» **EXERCISE INPUTS**:
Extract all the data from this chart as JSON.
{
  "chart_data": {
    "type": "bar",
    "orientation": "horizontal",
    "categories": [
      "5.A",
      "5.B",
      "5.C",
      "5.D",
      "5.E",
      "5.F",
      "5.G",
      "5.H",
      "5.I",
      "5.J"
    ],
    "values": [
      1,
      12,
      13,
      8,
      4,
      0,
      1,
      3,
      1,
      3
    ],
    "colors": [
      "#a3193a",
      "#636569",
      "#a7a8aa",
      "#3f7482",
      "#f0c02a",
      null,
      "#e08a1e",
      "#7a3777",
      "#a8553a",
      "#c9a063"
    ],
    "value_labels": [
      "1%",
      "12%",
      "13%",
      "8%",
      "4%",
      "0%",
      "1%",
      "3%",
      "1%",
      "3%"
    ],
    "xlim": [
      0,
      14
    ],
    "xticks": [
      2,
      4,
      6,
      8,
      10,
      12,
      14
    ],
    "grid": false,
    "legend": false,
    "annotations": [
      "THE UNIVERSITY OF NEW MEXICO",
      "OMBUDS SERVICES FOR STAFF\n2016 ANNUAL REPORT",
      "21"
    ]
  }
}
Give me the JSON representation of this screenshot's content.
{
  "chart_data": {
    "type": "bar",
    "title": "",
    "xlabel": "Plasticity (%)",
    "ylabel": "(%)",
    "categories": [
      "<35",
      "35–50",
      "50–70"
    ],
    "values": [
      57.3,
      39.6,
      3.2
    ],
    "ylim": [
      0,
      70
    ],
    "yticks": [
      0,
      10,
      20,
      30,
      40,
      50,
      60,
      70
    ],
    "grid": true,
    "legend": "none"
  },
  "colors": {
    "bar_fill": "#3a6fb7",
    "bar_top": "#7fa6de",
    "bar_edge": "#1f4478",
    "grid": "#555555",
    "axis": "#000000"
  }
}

» **WHAT IS REQUIRED**: Reproduce the lines from the one containing "Give me the" to the end of the entries, keeping both ends and adding nothing.

» **CORRECT RESULT**:
Give me the JSON representation of this screenshot's content.
{
  "chart_data": {
    "type": "bar",
    "title": "",
    "xlabel": "Plasticity (%)",
    "ylabel": "(%)",
    "categories": [
      "<35",
      "35–50",
      "50–70"
    ],
    "values": [
      57.3,
      39.6,
      3.2
    ],
    "ylim": [
      0,
      70
    ],
    "yticks": [
      0,
      10,
      20,
      30,
      40,
      50,
      60,
      70
    ],
    "grid": true,
    "legend": "none"
  },
  "colors": {
    "bar_fill": "#3a6fb7",
    "bar_top": "#7fa6de",
    "bar_edge": "#1f4478",
    "grid": "#555555",
    "axis": "#000000"
  }
}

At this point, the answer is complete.